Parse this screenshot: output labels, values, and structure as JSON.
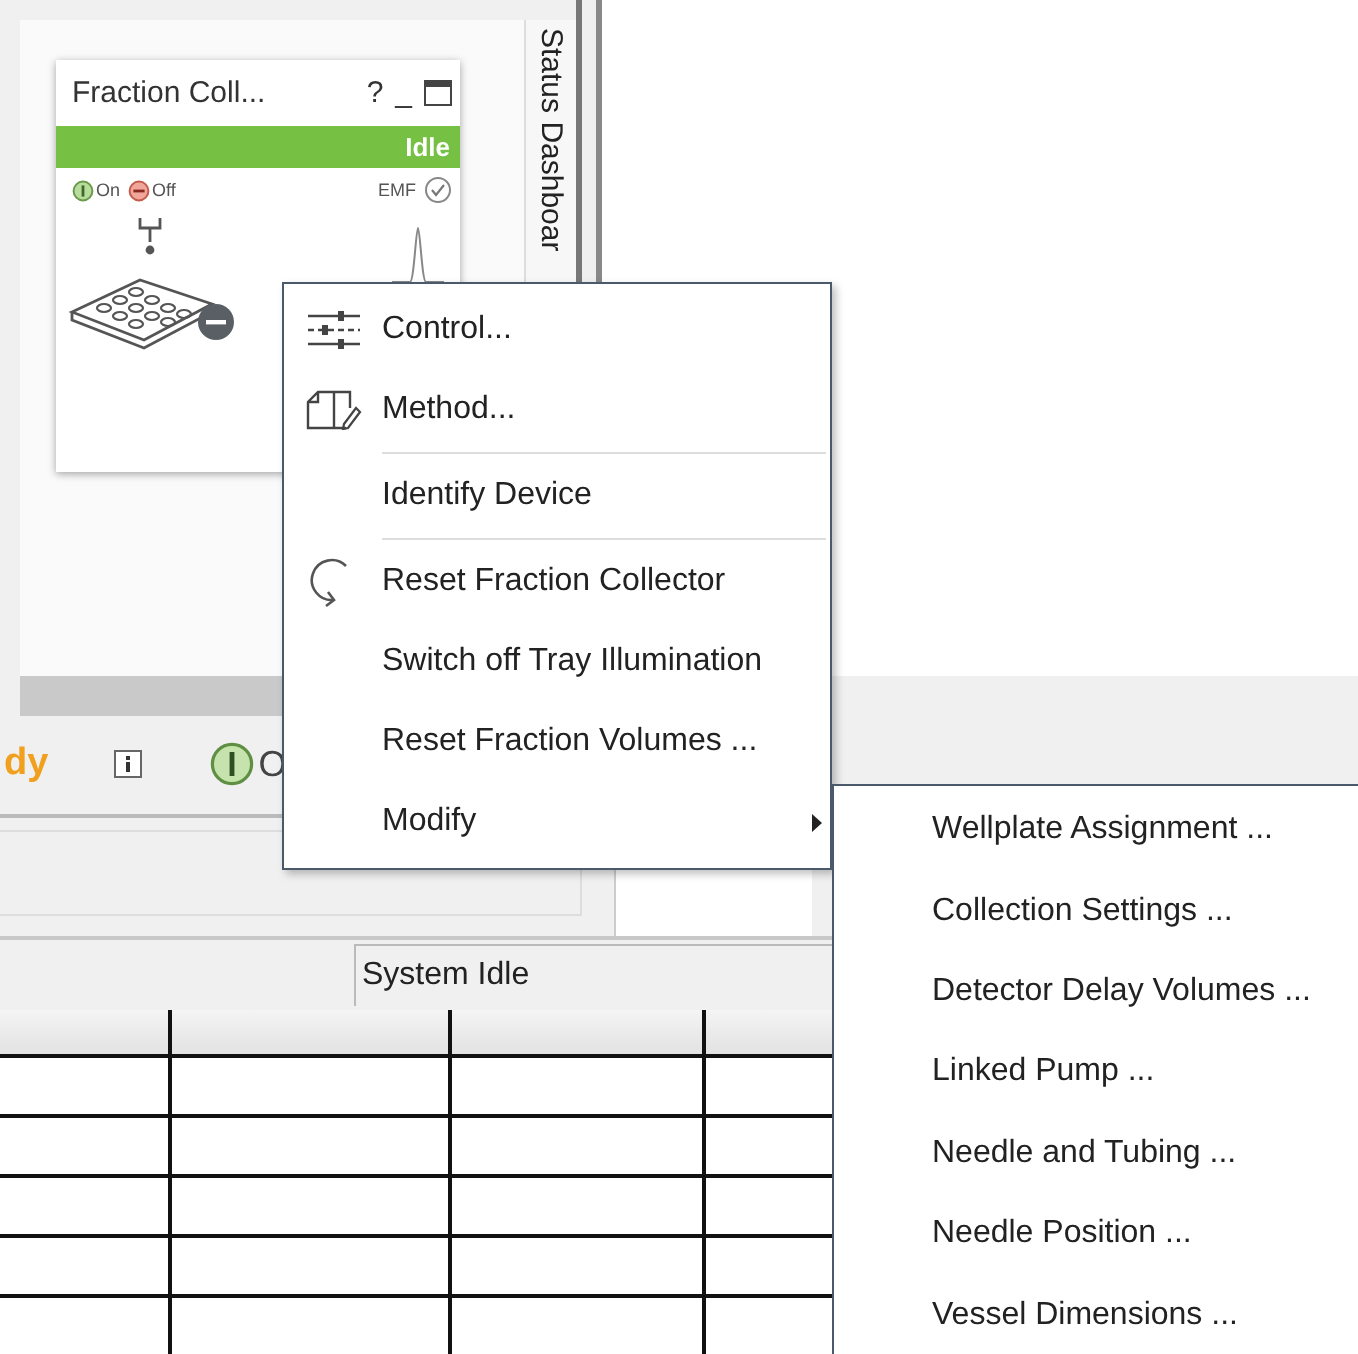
{
  "device_card": {
    "title": "Fraction Coll...",
    "help": "?",
    "minimize": "_",
    "status": "Idle",
    "on_label": "On",
    "off_label": "Off",
    "emf_label": "EMF"
  },
  "side_tab": {
    "label": "Status Dashboar"
  },
  "status_row": {
    "state_text": "dy",
    "power_text": "O"
  },
  "status_bar": {
    "text": "System Idle"
  },
  "context_menu": {
    "items": [
      {
        "kind": "sliders",
        "label": "Control..."
      },
      {
        "kind": "document",
        "label": "Method..."
      },
      {
        "kind": "separator"
      },
      {
        "kind": "plain",
        "label": "Identify Device"
      },
      {
        "kind": "separator"
      },
      {
        "kind": "refresh",
        "label": "Reset Fraction Collector"
      },
      {
        "kind": "plain",
        "label": "Switch off Tray Illumination"
      },
      {
        "kind": "plain",
        "label": "Reset Fraction Volumes ..."
      },
      {
        "kind": "submenu",
        "label": "Modify"
      }
    ]
  },
  "submenu": {
    "items": [
      {
        "label": "Wellplate Assignment ..."
      },
      {
        "label": "Collection Settings ..."
      },
      {
        "label": "Detector Delay Volumes ..."
      },
      {
        "label": "Linked Pump ..."
      },
      {
        "label": "Needle and Tubing ..."
      },
      {
        "label": "Needle Position ..."
      },
      {
        "label": "Vessel Dimensions ..."
      }
    ]
  }
}
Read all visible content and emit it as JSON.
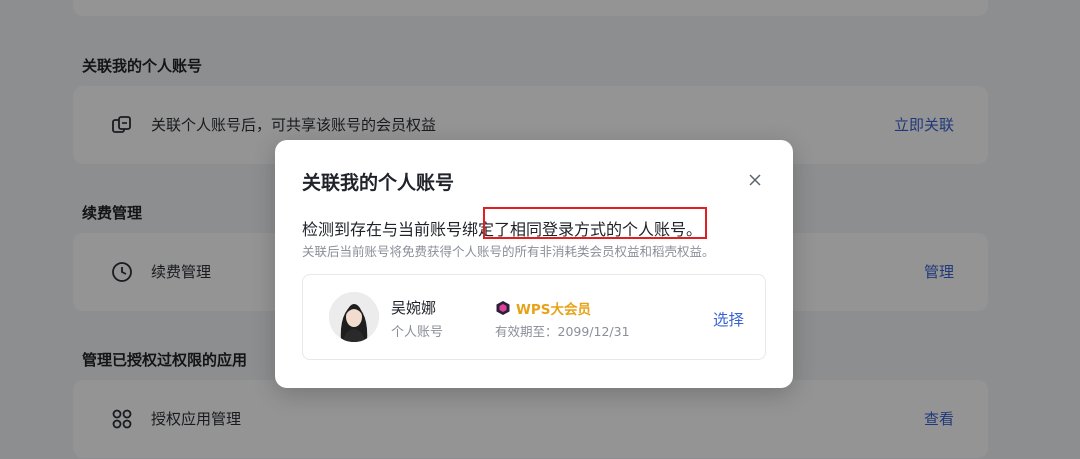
{
  "sections": {
    "link_account": {
      "title": "关联我的个人账号",
      "row_text": "关联个人账号后，可共享该账号的会员权益",
      "action_label": "立即关联",
      "icon": "link-account-icon"
    },
    "renewal": {
      "title": "续费管理",
      "row_text": "续费管理",
      "action_label": "管理",
      "icon": "clock-icon"
    },
    "apps": {
      "title": "管理已授权过权限的应用",
      "row_text": "授权应用管理",
      "action_label": "查看",
      "icon": "apps-grid-icon"
    }
  },
  "modal": {
    "title": "关联我的个人账号",
    "main_text": "检测到存在与当前账号绑定了相同登录方式的个人账号。",
    "sub_text": "关联后当前账号将免费获得个人账号的所有非消耗类会员权益和稻壳权益。",
    "account": {
      "name": "吴婉娜",
      "type": "个人账号",
      "vip_label": "WPS大会员",
      "expire": "有效期至：2099/12/31",
      "select_label": "选择"
    }
  },
  "colors": {
    "accent": "#3a63d6",
    "vip": "#e8a218",
    "highlight": "#e02020"
  }
}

**Stated exercise**
Copy all of the entries verbatim, leaving out any pictures they contain.

**Answer to this exercise**
Parse this screenshot: output labels, values, and structure as JSON.
{
  "device_card": {
    "title": "Fraction Coll...",
    "help": "?",
    "minimize": "_",
    "status": "Idle",
    "on_label": "On",
    "off_label": "Off",
    "emf_label": "EMF"
  },
  "side_tab": {
    "label": "Status Dashboar"
  },
  "status_row": {
    "state_text": "dy",
    "power_text": "O"
  },
  "status_bar": {
    "text": "System Idle"
  },
  "context_menu": {
    "items": [
      {
        "kind": "sliders",
        "label": "Control..."
      },
      {
        "kind": "document",
        "label": "Method..."
      },
      {
        "kind": "separator"
      },
      {
        "kind": "plain",
        "label": "Identify Device"
      },
      {
        "kind": "separator"
      },
      {
        "kind": "refresh",
        "label": "Reset Fraction Collector"
      },
      {
        "kind": "plain",
        "label": "Switch off Tray Illumination"
      },
      {
        "kind": "plain",
        "label": "Reset Fraction Volumes ..."
      },
      {
        "kind": "submenu",
        "label": "Modify"
      }
    ]
  },
  "submenu": {
    "items": [
      {
        "label": "Wellplate Assignment ..."
      },
      {
        "label": "Collection Settings ..."
      },
      {
        "label": "Detector Delay Volumes ..."
      },
      {
        "label": "Linked Pump ..."
      },
      {
        "label": "Needle and Tubing ..."
      },
      {
        "label": "Needle Position ..."
      },
      {
        "label": "Vessel Dimensions ..."
      }
    ]
  }
}
Read all visible content and emit it as JSON.
{
  "sections": {
    "link_account": {
      "title": "关联我的个人账号",
      "row_text": "关联个人账号后，可共享该账号的会员权益",
      "action_label": "立即关联",
      "icon": "link-account-icon"
    },
    "renewal": {
      "title": "续费管理",
      "row_text": "续费管理",
      "action_label": "管理",
      "icon": "clock-icon"
    },
    "apps": {
      "title": "管理已授权过权限的应用",
      "row_text": "授权应用管理",
      "action_label": "查看",
      "icon": "apps-grid-icon"
    }
  },
  "modal": {
    "title": "关联我的个人账号",
    "main_text": "检测到存在与当前账号绑定了相同登录方式的个人账号。",
    "sub_text": "关联后当前账号将免费获得个人账号的所有非消耗类会员权益和稻壳权益。",
    "account": {
      "name": "吴婉娜",
      "type": "个人账号",
      "vip_label": "WPS大会员",
      "expire": "有效期至：2099/12/31",
      "select_label": "选择"
    }
  },
  "colors": {
    "accent": "#3a63d6",
    "vip": "#e8a218",
    "highlight": "#e02020"
  }
}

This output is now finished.